→ **Data lines**:
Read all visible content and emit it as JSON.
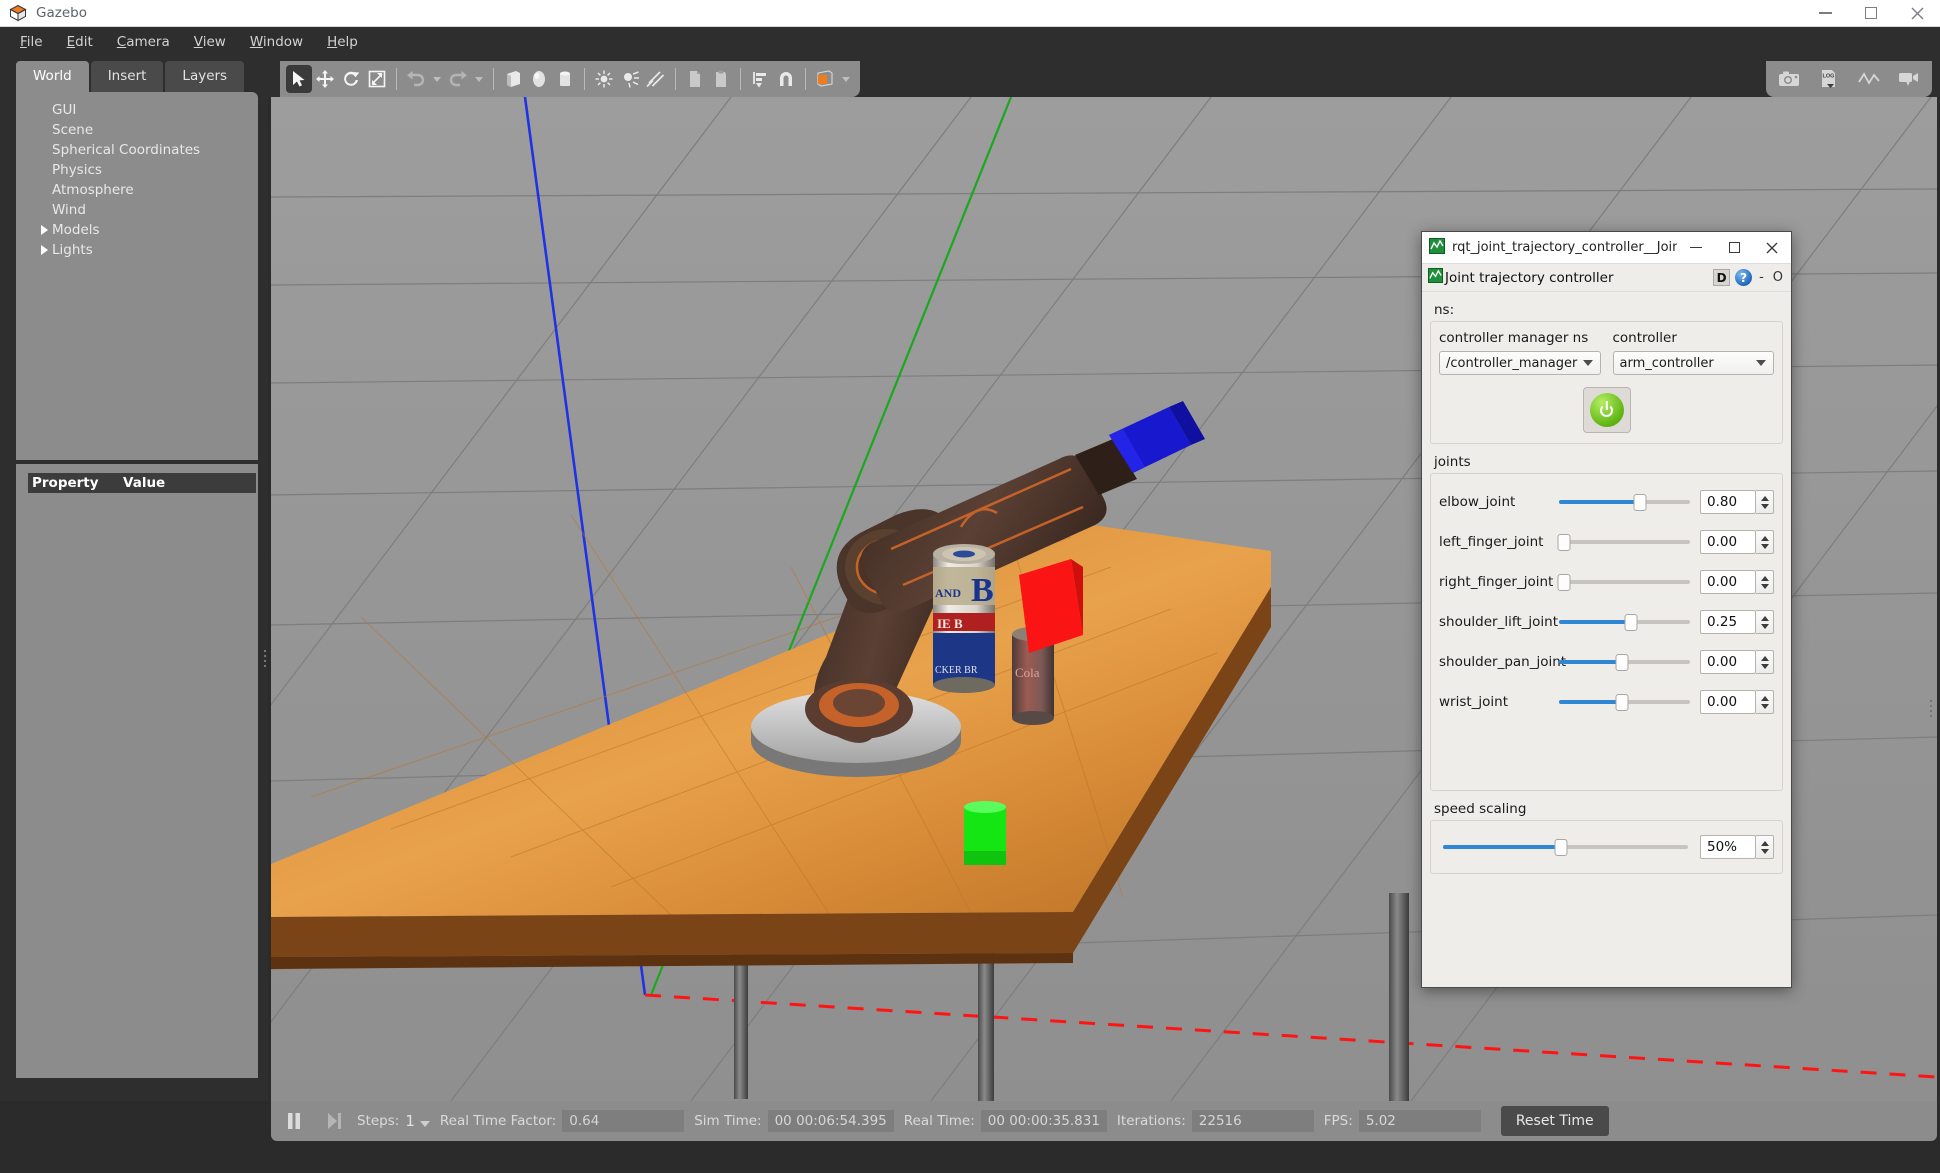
{
  "window": {
    "title": "Gazebo",
    "app_icon": "gazebo-icon",
    "controls": {
      "minimize": "–",
      "maximize": "□",
      "close": "✕"
    }
  },
  "menubar": [
    {
      "label": "File",
      "mnemonic": "F"
    },
    {
      "label": "Edit",
      "mnemonic": "E"
    },
    {
      "label": "Camera",
      "mnemonic": "C"
    },
    {
      "label": "View",
      "mnemonic": "V"
    },
    {
      "label": "Window",
      "mnemonic": "W"
    },
    {
      "label": "Help",
      "mnemonic": "H"
    }
  ],
  "left_panel": {
    "tabs": [
      {
        "label": "World",
        "active": true
      },
      {
        "label": "Insert",
        "active": false
      },
      {
        "label": "Layers",
        "active": false
      }
    ],
    "tree": [
      {
        "label": "GUI",
        "expandable": false
      },
      {
        "label": "Scene",
        "expandable": false
      },
      {
        "label": "Spherical Coordinates",
        "expandable": false
      },
      {
        "label": "Physics",
        "expandable": false
      },
      {
        "label": "Atmosphere",
        "expandable": false
      },
      {
        "label": "Wind",
        "expandable": false
      },
      {
        "label": "Models",
        "expandable": true
      },
      {
        "label": "Lights",
        "expandable": true
      }
    ],
    "property_table": {
      "columns": [
        "Property",
        "Value"
      ],
      "rows": []
    }
  },
  "toolbar": {
    "left_tools": [
      {
        "name": "select-mode-icon",
        "selected": true
      },
      {
        "name": "translate-mode-icon",
        "selected": false
      },
      {
        "name": "rotate-mode-icon",
        "selected": false
      },
      {
        "name": "scale-mode-icon",
        "selected": false
      },
      {
        "sep": true
      },
      {
        "name": "undo-icon",
        "selected": false
      },
      {
        "name": "undo-dropdown-icon",
        "selected": false
      },
      {
        "name": "redo-icon",
        "selected": false
      },
      {
        "name": "redo-dropdown-icon",
        "selected": false
      },
      {
        "sep": true
      },
      {
        "name": "insert-box-icon",
        "selected": false
      },
      {
        "name": "insert-sphere-icon",
        "selected": false
      },
      {
        "name": "insert-cylinder-icon",
        "selected": false
      },
      {
        "sep": true
      },
      {
        "name": "point-light-icon",
        "selected": false
      },
      {
        "name": "spot-light-icon",
        "selected": false
      },
      {
        "name": "directional-light-icon",
        "selected": false
      },
      {
        "sep": true
      },
      {
        "name": "copy-icon",
        "selected": false
      },
      {
        "name": "paste-icon",
        "selected": false
      },
      {
        "sep": true
      },
      {
        "name": "align-icon",
        "selected": false
      },
      {
        "name": "snap-icon",
        "selected": false
      },
      {
        "sep": true
      },
      {
        "name": "view-angle-icon",
        "selected": false
      }
    ],
    "right_tools": [
      {
        "name": "screenshot-icon"
      },
      {
        "name": "log-record-icon"
      },
      {
        "name": "plot-icon"
      },
      {
        "name": "video-record-icon"
      }
    ]
  },
  "statusbar": {
    "pause_icon": "pause-icon",
    "step_icon": "step-forward-icon",
    "steps_label": "Steps:",
    "steps_value": "1",
    "fields": [
      {
        "label": "Real Time Factor:",
        "value": "0.64",
        "name": "real-time-factor"
      },
      {
        "label": "Sim Time:",
        "value": "00 00:06:54.395",
        "name": "sim-time"
      },
      {
        "label": "Real Time:",
        "value": "00 00:00:35.831",
        "name": "real-time"
      },
      {
        "label": "Iterations:",
        "value": "22516",
        "name": "iterations"
      },
      {
        "label": "FPS:",
        "value": "5.02",
        "name": "fps"
      }
    ],
    "reset_button": "Reset Time"
  },
  "rqt_dialog": {
    "titlebar": {
      "icon": "rqt-plot-icon",
      "title": "rqt_joint_trajectory_controller__Joint...",
      "minimize": "–",
      "maximize": "□",
      "close": "✕"
    },
    "subheader": {
      "icon": "rqt-plot-icon",
      "title": "Joint trajectory controller",
      "dock_label": "D",
      "help_label": "?",
      "minus": "-",
      "close_o": "O"
    },
    "ns": {
      "group_label": "ns:",
      "manager": {
        "caption": "controller manager ns",
        "value": "/controller_manager"
      },
      "controller": {
        "caption": "controller",
        "value": "arm_controller"
      },
      "power_button": "power-on-button"
    },
    "joints": {
      "group_label": "joints",
      "items": [
        {
          "name": "elbow_joint",
          "value": "0.80",
          "fill_pct": 62,
          "handle_pct": 62
        },
        {
          "name": "left_finger_joint",
          "value": "0.00",
          "fill_pct": 0,
          "handle_pct": 3
        },
        {
          "name": "right_finger_joint",
          "value": "0.00",
          "fill_pct": 0,
          "handle_pct": 3
        },
        {
          "name": "shoulder_lift_joint",
          "value": "0.25",
          "fill_pct": 55,
          "handle_pct": 55
        },
        {
          "name": "shoulder_pan_joint",
          "value": "0.00",
          "fill_pct": 48,
          "handle_pct": 48
        },
        {
          "name": "wrist_joint",
          "value": "0.00",
          "fill_pct": 48,
          "handle_pct": 48
        }
      ]
    },
    "speed_scaling": {
      "group_label": "speed scaling",
      "value": "50%",
      "fill_pct": 48,
      "handle_pct": 48
    }
  },
  "scene": {
    "colors": {
      "sky": "#9a9a9a",
      "grid_line": "#7e7e7e",
      "table_top": "#d0812f",
      "table_edge": "#6b3f16",
      "robot_body": "#4a342b",
      "robot_accent": "#c4622a",
      "robot_base": "#c8c8c8",
      "gripper_blue": "#1414c8",
      "cube_red": "#fa1414",
      "cube_green": "#14e614",
      "axis_x": "#19c81e",
      "axis_z": "#1e32e6",
      "dashed_line": "#ff1414"
    },
    "objects": [
      {
        "name": "robot-arm",
        "label": "articulated robot arm"
      },
      {
        "name": "beer-can",
        "label": "beer can model"
      },
      {
        "name": "coke-can",
        "label": "coke can model"
      },
      {
        "name": "red-cube",
        "label": "red box"
      },
      {
        "name": "green-cube",
        "label": "green box"
      },
      {
        "name": "table",
        "label": "wooden table"
      }
    ]
  }
}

→ **Request**:
Print the records word for word and exclude any picture they hold.

→ **Exercise response**:
Read all visible content and emit it as JSON.
{
  "window": {
    "title": "Gazebo",
    "app_icon": "gazebo-icon",
    "controls": {
      "minimize": "–",
      "maximize": "□",
      "close": "✕"
    }
  },
  "menubar": [
    {
      "label": "File",
      "mnemonic": "F"
    },
    {
      "label": "Edit",
      "mnemonic": "E"
    },
    {
      "label": "Camera",
      "mnemonic": "C"
    },
    {
      "label": "View",
      "mnemonic": "V"
    },
    {
      "label": "Window",
      "mnemonic": "W"
    },
    {
      "label": "Help",
      "mnemonic": "H"
    }
  ],
  "left_panel": {
    "tabs": [
      {
        "label": "World",
        "active": true
      },
      {
        "label": "Insert",
        "active": false
      },
      {
        "label": "Layers",
        "active": false
      }
    ],
    "tree": [
      {
        "label": "GUI",
        "expandable": false
      },
      {
        "label": "Scene",
        "expandable": false
      },
      {
        "label": "Spherical Coordinates",
        "expandable": false
      },
      {
        "label": "Physics",
        "expandable": false
      },
      {
        "label": "Atmosphere",
        "expandable": false
      },
      {
        "label": "Wind",
        "expandable": false
      },
      {
        "label": "Models",
        "expandable": true
      },
      {
        "label": "Lights",
        "expandable": true
      }
    ],
    "property_table": {
      "columns": [
        "Property",
        "Value"
      ],
      "rows": []
    }
  },
  "toolbar": {
    "left_tools": [
      {
        "name": "select-mode-icon",
        "selected": true
      },
      {
        "name": "translate-mode-icon",
        "selected": false
      },
      {
        "name": "rotate-mode-icon",
        "selected": false
      },
      {
        "name": "scale-mode-icon",
        "selected": false
      },
      {
        "sep": true
      },
      {
        "name": "undo-icon",
        "selected": false
      },
      {
        "name": "undo-dropdown-icon",
        "selected": false
      },
      {
        "name": "redo-icon",
        "selected": false
      },
      {
        "name": "redo-dropdown-icon",
        "selected": false
      },
      {
        "sep": true
      },
      {
        "name": "insert-box-icon",
        "selected": false
      },
      {
        "name": "insert-sphere-icon",
        "selected": false
      },
      {
        "name": "insert-cylinder-icon",
        "selected": false
      },
      {
        "sep": true
      },
      {
        "name": "point-light-icon",
        "selected": false
      },
      {
        "name": "spot-light-icon",
        "selected": false
      },
      {
        "name": "directional-light-icon",
        "selected": false
      },
      {
        "sep": true
      },
      {
        "name": "copy-icon",
        "selected": false
      },
      {
        "name": "paste-icon",
        "selected": false
      },
      {
        "sep": true
      },
      {
        "name": "align-icon",
        "selected": false
      },
      {
        "name": "snap-icon",
        "selected": false
      },
      {
        "sep": true
      },
      {
        "name": "view-angle-icon",
        "selected": false
      }
    ],
    "right_tools": [
      {
        "name": "screenshot-icon"
      },
      {
        "name": "log-record-icon"
      },
      {
        "name": "plot-icon"
      },
      {
        "name": "video-record-icon"
      }
    ]
  },
  "statusbar": {
    "pause_icon": "pause-icon",
    "step_icon": "step-forward-icon",
    "steps_label": "Steps:",
    "steps_value": "1",
    "fields": [
      {
        "label": "Real Time Factor:",
        "value": "0.64",
        "name": "real-time-factor"
      },
      {
        "label": "Sim Time:",
        "value": "00 00:06:54.395",
        "name": "sim-time"
      },
      {
        "label": "Real Time:",
        "value": "00 00:00:35.831",
        "name": "real-time"
      },
      {
        "label": "Iterations:",
        "value": "22516",
        "name": "iterations"
      },
      {
        "label": "FPS:",
        "value": "5.02",
        "name": "fps"
      }
    ],
    "reset_button": "Reset Time"
  },
  "rqt_dialog": {
    "titlebar": {
      "icon": "rqt-plot-icon",
      "title": "rqt_joint_trajectory_controller__Joint...",
      "minimize": "–",
      "maximize": "□",
      "close": "✕"
    },
    "subheader": {
      "icon": "rqt-plot-icon",
      "title": "Joint trajectory controller",
      "dock_label": "D",
      "help_label": "?",
      "minus": "-",
      "close_o": "O"
    },
    "ns": {
      "group_label": "ns:",
      "manager": {
        "caption": "controller manager ns",
        "value": "/controller_manager"
      },
      "controller": {
        "caption": "controller",
        "value": "arm_controller"
      },
      "power_button": "power-on-button"
    },
    "joints": {
      "group_label": "joints",
      "items": [
        {
          "name": "elbow_joint",
          "value": "0.80",
          "fill_pct": 62,
          "handle_pct": 62
        },
        {
          "name": "left_finger_joint",
          "value": "0.00",
          "fill_pct": 0,
          "handle_pct": 3
        },
        {
          "name": "right_finger_joint",
          "value": "0.00",
          "fill_pct": 0,
          "handle_pct": 3
        },
        {
          "name": "shoulder_lift_joint",
          "value": "0.25",
          "fill_pct": 55,
          "handle_pct": 55
        },
        {
          "name": "shoulder_pan_joint",
          "value": "0.00",
          "fill_pct": 48,
          "handle_pct": 48
        },
        {
          "name": "wrist_joint",
          "value": "0.00",
          "fill_pct": 48,
          "handle_pct": 48
        }
      ]
    },
    "speed_scaling": {
      "group_label": "speed scaling",
      "value": "50%",
      "fill_pct": 48,
      "handle_pct": 48
    }
  },
  "scene": {
    "colors": {
      "sky": "#9a9a9a",
      "grid_line": "#7e7e7e",
      "table_top": "#d0812f",
      "table_edge": "#6b3f16",
      "robot_body": "#4a342b",
      "robot_accent": "#c4622a",
      "robot_base": "#c8c8c8",
      "gripper_blue": "#1414c8",
      "cube_red": "#fa1414",
      "cube_green": "#14e614",
      "axis_x": "#19c81e",
      "axis_z": "#1e32e6",
      "dashed_line": "#ff1414"
    },
    "objects": [
      {
        "name": "robot-arm",
        "label": "articulated robot arm"
      },
      {
        "name": "beer-can",
        "label": "beer can model"
      },
      {
        "name": "coke-can",
        "label": "coke can model"
      },
      {
        "name": "red-cube",
        "label": "red box"
      },
      {
        "name": "green-cube",
        "label": "green box"
      },
      {
        "name": "table",
        "label": "wooden table"
      }
    ]
  }
}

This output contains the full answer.